§ Recorded information:
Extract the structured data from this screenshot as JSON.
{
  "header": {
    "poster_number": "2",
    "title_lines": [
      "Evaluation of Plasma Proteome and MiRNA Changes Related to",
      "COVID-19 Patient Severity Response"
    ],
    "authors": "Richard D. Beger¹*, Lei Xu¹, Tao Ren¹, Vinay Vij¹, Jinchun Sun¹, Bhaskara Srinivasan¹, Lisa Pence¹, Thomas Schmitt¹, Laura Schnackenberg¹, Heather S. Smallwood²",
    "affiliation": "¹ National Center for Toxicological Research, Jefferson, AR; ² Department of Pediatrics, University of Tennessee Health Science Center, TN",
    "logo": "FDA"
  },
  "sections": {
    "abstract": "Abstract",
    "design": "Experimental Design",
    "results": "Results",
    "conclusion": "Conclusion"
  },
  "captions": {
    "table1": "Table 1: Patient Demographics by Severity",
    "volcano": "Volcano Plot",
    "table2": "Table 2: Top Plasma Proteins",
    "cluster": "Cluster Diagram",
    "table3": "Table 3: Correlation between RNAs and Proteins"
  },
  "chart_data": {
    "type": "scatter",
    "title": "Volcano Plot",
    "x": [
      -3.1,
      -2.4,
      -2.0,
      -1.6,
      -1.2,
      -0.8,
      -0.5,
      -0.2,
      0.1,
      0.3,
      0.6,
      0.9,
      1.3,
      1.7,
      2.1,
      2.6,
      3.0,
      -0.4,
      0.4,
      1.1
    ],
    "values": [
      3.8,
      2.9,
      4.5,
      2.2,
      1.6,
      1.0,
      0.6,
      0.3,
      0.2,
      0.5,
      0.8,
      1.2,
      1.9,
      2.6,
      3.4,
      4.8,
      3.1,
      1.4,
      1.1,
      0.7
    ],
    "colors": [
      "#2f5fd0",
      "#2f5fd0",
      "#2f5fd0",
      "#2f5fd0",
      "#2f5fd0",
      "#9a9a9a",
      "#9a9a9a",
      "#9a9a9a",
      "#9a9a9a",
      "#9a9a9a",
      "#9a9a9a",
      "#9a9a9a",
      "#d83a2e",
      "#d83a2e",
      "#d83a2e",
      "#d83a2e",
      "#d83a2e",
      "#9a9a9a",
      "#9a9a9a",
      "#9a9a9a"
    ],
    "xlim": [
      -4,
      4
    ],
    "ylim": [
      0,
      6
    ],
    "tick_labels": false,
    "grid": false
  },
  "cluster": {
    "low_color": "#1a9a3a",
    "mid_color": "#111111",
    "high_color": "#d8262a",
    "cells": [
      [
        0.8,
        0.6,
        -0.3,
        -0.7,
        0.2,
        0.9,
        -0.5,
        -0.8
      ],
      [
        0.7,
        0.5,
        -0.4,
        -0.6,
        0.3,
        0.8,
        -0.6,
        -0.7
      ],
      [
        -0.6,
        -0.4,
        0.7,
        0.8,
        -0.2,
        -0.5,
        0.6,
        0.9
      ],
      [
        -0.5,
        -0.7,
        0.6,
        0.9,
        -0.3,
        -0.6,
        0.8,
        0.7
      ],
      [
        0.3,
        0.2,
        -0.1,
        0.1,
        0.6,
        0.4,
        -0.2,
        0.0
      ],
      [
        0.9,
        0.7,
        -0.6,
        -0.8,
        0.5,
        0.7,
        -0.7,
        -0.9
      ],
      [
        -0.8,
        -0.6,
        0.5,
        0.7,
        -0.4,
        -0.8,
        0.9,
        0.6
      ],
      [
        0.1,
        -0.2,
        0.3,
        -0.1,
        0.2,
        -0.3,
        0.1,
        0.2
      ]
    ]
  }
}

---

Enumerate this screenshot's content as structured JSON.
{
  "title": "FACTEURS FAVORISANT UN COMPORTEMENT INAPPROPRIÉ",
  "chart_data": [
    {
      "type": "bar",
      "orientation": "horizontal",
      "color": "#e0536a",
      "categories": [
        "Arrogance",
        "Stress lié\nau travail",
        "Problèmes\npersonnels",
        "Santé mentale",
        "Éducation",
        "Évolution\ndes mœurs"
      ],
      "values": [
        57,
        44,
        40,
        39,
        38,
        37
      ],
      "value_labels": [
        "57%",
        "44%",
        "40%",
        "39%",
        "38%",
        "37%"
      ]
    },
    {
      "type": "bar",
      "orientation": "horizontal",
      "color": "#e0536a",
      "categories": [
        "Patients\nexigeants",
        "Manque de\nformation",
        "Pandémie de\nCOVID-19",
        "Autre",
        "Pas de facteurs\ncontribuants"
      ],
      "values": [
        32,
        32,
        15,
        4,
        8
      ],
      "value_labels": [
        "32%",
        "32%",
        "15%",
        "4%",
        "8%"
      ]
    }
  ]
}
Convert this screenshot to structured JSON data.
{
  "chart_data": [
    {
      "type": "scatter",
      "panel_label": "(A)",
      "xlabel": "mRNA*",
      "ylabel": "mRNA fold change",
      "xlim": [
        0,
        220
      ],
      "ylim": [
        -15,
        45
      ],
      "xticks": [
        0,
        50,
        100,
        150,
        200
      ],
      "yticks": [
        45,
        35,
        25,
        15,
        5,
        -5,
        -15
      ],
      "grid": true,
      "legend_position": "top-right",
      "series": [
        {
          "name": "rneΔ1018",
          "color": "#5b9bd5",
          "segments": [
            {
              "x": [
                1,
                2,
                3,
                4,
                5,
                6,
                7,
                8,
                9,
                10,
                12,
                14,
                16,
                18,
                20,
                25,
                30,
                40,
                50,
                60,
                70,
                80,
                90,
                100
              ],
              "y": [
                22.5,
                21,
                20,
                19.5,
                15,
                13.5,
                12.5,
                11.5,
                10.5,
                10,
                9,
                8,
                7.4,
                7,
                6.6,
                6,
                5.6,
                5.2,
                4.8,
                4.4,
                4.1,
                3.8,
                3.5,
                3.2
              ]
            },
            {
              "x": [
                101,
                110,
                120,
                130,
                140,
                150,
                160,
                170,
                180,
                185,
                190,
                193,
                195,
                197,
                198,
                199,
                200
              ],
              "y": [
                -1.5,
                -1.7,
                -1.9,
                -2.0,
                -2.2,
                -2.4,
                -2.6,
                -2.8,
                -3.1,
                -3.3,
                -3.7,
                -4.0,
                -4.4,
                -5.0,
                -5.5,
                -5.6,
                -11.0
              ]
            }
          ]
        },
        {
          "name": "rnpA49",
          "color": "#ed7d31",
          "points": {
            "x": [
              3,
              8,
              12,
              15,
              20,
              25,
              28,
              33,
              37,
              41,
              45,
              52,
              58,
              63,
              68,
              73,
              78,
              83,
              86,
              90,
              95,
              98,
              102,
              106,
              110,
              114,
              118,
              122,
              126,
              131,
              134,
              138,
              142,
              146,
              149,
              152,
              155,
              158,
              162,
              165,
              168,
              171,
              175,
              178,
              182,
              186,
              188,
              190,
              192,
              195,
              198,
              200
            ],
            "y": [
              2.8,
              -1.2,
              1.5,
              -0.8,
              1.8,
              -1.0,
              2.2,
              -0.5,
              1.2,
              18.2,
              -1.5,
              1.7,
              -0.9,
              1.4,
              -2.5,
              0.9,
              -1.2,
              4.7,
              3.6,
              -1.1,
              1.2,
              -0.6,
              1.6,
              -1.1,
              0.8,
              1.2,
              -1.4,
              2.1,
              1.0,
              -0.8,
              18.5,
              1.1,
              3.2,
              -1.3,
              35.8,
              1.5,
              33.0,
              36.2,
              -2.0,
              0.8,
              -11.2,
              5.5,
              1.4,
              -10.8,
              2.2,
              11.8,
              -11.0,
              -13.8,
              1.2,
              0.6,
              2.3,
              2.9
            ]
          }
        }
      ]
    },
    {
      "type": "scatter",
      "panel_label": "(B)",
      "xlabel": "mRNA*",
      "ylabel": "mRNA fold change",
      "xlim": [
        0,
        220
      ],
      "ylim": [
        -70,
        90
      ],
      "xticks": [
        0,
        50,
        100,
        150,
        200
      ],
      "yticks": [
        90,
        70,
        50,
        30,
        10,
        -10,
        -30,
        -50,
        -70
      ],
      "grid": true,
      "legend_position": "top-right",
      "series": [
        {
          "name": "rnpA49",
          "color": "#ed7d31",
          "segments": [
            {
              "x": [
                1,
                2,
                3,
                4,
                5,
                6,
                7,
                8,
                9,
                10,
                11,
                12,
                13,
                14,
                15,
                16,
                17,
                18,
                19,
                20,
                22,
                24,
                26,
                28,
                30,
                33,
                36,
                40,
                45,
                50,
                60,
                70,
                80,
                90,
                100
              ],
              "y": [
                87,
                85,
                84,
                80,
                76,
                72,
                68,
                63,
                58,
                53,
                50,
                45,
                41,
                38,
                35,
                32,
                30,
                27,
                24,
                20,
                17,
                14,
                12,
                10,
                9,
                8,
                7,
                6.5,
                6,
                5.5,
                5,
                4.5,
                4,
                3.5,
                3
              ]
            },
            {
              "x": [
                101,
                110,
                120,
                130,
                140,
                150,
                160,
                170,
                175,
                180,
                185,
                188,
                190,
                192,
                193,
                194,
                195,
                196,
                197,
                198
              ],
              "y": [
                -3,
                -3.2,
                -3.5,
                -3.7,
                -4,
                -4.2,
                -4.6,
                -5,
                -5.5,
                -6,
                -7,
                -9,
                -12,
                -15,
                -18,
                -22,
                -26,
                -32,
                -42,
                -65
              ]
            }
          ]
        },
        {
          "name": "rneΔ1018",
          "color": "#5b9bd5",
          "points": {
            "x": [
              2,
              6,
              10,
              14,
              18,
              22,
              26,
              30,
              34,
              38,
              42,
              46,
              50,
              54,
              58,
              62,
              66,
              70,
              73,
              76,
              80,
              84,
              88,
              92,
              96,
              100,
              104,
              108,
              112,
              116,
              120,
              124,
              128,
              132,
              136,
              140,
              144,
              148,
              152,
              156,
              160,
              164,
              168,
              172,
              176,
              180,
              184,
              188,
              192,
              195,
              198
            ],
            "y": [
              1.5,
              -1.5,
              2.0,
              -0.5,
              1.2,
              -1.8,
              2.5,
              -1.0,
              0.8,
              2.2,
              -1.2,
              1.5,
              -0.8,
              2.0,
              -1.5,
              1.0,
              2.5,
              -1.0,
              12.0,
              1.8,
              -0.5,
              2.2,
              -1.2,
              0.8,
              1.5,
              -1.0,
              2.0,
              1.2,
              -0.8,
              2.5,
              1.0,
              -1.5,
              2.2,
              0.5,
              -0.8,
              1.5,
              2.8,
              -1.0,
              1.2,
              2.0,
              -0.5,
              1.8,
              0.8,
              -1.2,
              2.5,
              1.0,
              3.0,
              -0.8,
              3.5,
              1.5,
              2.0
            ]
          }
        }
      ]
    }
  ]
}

§ Problem details: Among the lines above, find those with the word "Plasma" and list them.

§ Answer space:
      "Evaluation of Plasma Proteome and MiRNA Changes Related to",
    "table2": "Table 2: Top Plasma Proteins",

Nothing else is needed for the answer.